* Begin Given data *
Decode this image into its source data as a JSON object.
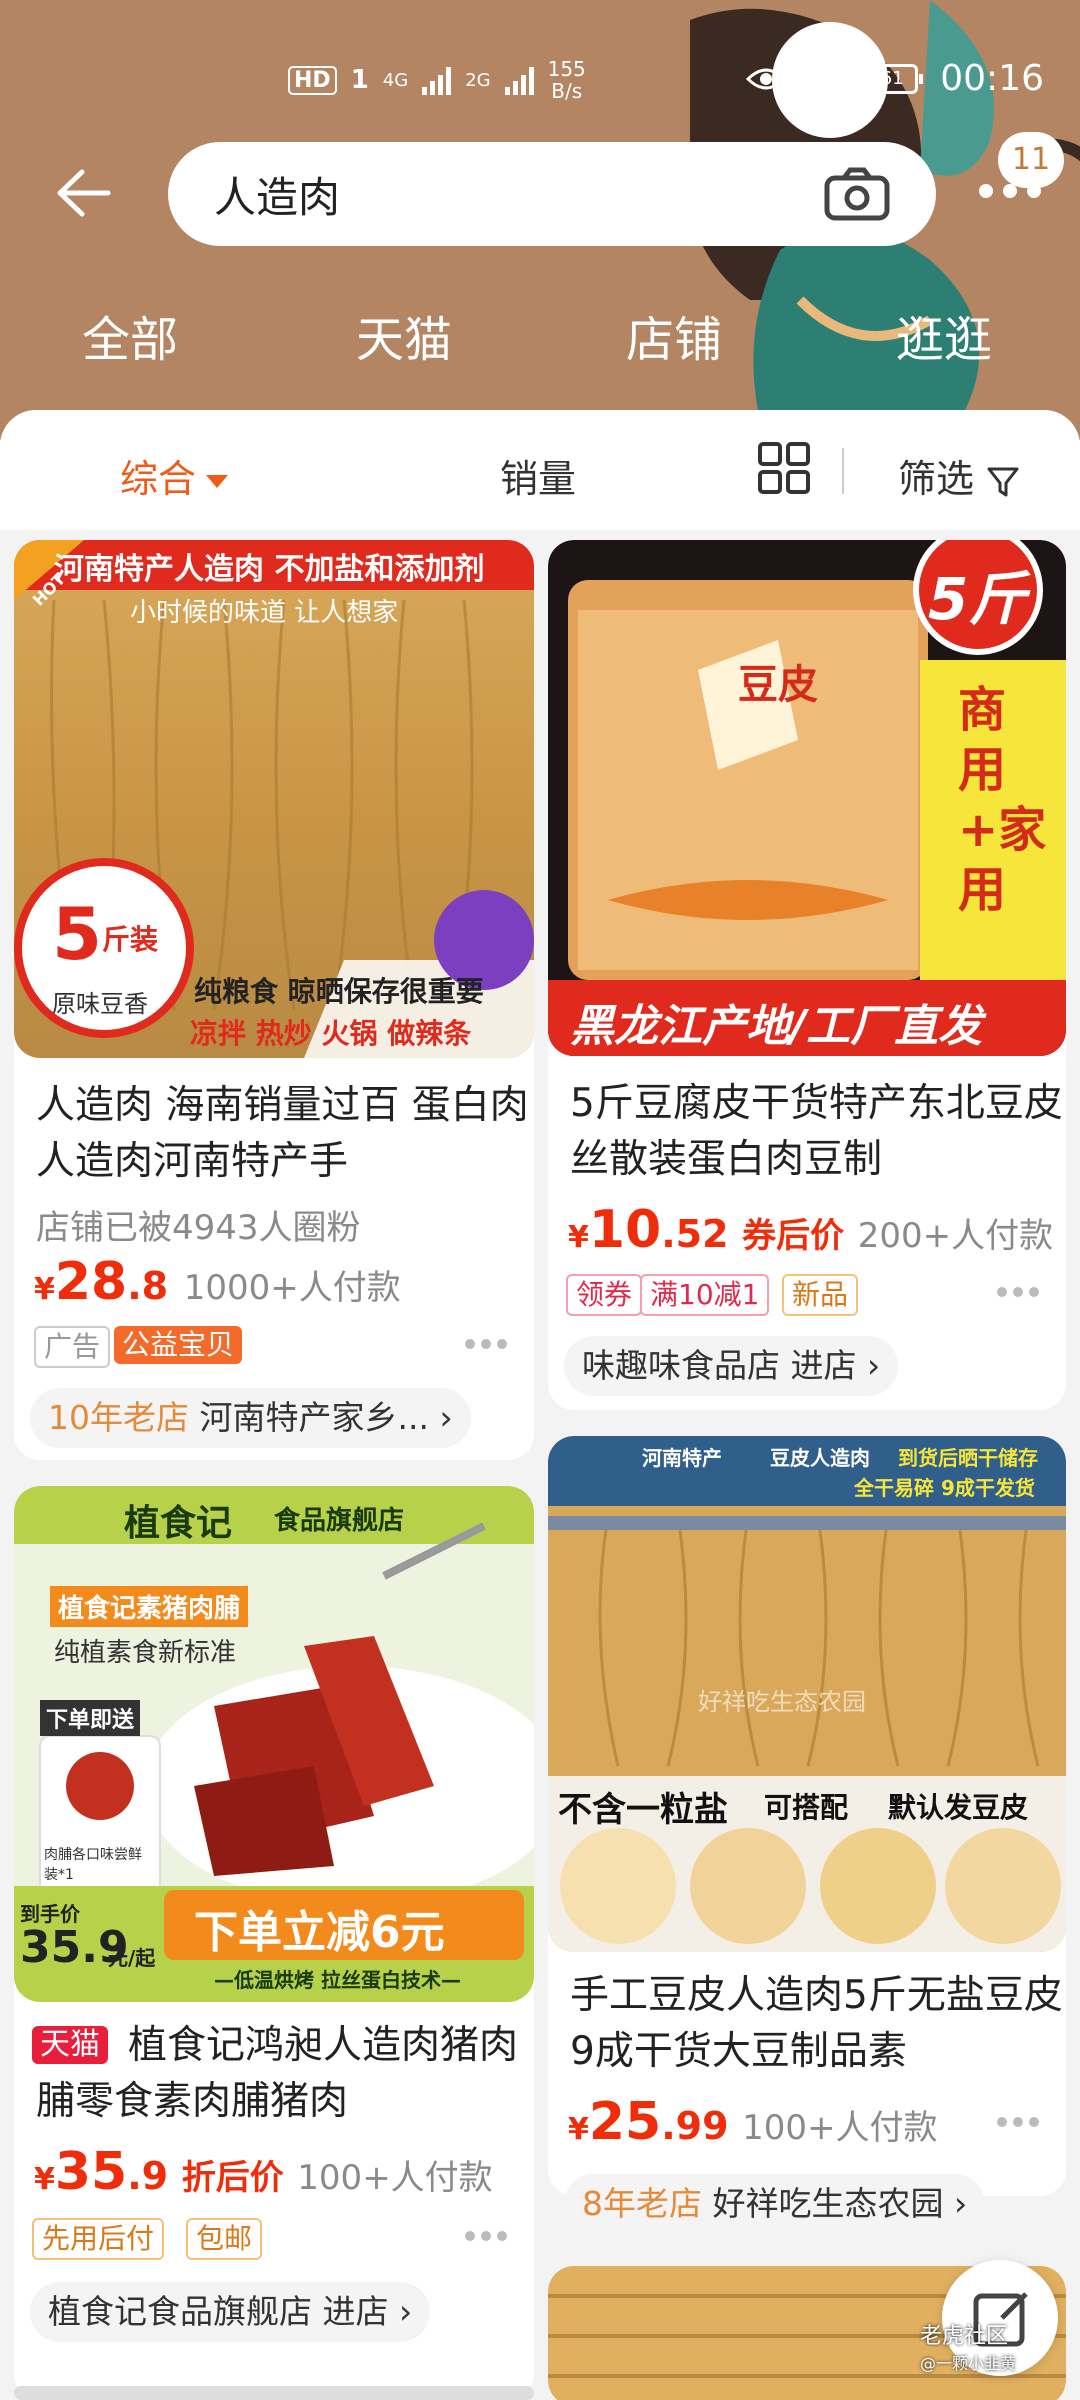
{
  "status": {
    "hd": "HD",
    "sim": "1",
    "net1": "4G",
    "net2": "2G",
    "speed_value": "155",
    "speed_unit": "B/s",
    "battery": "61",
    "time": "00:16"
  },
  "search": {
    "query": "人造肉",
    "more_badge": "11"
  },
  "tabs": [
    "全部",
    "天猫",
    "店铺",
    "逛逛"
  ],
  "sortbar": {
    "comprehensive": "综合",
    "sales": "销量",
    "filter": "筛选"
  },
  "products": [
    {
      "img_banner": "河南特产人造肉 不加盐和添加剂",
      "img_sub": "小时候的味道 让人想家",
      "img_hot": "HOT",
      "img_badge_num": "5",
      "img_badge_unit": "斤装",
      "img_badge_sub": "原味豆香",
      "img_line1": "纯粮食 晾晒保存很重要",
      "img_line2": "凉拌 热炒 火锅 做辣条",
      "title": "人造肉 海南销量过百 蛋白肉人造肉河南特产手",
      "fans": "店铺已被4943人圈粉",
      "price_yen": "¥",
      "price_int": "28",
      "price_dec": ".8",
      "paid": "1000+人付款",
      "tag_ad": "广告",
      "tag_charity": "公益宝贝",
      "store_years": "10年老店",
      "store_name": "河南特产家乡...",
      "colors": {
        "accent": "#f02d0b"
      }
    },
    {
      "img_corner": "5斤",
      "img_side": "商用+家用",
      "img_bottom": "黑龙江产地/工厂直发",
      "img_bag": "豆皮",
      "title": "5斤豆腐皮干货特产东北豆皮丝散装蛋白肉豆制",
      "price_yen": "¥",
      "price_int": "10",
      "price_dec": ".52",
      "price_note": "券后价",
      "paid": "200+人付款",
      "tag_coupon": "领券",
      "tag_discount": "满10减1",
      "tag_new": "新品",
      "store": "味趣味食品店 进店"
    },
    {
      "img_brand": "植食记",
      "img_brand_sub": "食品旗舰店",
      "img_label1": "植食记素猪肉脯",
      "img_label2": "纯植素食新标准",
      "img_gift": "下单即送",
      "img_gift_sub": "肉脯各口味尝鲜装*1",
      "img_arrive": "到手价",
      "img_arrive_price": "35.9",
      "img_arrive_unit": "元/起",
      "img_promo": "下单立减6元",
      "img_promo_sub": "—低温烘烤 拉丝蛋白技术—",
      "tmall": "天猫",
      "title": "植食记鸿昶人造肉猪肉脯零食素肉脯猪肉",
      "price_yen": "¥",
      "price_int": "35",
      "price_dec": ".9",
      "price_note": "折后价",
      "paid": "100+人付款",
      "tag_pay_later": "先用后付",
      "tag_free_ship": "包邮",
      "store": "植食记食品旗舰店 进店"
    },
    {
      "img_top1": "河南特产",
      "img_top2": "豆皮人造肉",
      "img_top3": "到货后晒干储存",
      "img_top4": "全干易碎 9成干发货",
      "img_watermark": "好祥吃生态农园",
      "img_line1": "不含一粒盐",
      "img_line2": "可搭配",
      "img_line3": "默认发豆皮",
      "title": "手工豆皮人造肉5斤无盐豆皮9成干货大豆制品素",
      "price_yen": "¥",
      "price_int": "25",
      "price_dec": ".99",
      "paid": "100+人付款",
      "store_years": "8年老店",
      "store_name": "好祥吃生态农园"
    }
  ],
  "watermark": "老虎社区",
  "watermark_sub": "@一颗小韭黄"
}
* End Given data *
Find every line in the records above that contains the word "好祥吃生态农园", and copy each one.

Solution to this exercise:
      "img_watermark": "好祥吃生态农园",
      "store_name": "好祥吃生态农园"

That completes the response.